* Instructions for the task
Count every line in the data below where "错解分析" occurs, then state that number and nothing more.

--- Start Task input ---

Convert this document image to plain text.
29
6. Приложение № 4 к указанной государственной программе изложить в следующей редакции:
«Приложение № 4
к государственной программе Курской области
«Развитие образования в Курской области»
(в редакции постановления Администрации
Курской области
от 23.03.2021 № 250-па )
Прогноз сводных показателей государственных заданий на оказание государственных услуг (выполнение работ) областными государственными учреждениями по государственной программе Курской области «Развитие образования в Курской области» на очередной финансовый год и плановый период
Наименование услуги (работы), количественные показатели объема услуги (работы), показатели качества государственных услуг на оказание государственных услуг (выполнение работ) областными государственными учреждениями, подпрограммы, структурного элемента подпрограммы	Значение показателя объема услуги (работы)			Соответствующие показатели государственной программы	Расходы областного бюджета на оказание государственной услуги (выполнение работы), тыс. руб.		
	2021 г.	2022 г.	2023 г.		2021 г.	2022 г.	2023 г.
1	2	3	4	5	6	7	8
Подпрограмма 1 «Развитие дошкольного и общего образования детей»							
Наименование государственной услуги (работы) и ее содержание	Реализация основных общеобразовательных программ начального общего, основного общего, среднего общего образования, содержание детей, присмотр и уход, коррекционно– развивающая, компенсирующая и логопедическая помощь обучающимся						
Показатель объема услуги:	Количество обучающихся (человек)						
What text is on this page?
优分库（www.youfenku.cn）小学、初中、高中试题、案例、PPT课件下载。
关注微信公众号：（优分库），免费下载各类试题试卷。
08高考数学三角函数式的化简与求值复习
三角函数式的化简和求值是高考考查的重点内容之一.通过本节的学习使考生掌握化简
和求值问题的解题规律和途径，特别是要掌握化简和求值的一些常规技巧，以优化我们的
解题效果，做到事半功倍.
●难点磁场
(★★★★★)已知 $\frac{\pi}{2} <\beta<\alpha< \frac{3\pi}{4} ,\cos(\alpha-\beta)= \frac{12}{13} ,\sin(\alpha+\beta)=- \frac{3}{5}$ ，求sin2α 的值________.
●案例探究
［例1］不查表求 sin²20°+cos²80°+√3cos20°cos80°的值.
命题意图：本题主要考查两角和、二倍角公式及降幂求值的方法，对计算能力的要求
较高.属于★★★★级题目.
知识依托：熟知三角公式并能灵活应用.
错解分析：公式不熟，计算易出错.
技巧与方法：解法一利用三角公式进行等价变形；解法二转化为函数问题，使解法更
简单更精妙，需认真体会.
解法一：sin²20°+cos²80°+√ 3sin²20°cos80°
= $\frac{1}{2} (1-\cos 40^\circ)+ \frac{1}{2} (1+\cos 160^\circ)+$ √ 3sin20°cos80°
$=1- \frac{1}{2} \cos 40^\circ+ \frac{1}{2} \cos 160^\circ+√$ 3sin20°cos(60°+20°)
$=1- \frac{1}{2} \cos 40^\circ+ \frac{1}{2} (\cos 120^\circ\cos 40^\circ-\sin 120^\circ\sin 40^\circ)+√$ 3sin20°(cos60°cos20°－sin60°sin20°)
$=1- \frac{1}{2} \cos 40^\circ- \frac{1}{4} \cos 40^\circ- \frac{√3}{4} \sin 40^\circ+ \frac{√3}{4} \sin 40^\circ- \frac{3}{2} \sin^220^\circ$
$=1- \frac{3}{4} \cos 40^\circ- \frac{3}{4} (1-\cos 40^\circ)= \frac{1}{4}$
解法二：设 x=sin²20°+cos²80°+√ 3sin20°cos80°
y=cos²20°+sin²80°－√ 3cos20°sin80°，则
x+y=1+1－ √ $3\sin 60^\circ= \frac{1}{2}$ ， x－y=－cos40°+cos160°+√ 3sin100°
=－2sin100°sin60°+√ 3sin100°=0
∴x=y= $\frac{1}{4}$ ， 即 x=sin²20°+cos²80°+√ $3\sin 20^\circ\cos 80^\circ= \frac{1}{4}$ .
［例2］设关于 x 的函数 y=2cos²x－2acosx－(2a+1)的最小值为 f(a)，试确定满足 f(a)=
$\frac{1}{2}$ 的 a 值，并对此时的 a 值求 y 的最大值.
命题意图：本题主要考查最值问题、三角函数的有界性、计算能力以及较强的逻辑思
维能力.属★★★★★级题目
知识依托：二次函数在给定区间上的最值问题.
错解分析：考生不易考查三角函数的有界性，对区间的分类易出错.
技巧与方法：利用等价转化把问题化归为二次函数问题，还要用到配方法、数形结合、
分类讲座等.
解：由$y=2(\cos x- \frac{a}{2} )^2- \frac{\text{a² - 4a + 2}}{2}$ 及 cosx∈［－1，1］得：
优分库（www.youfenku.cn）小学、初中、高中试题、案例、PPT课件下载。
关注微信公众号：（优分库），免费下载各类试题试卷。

--- End Task input ---

* Exercise output
2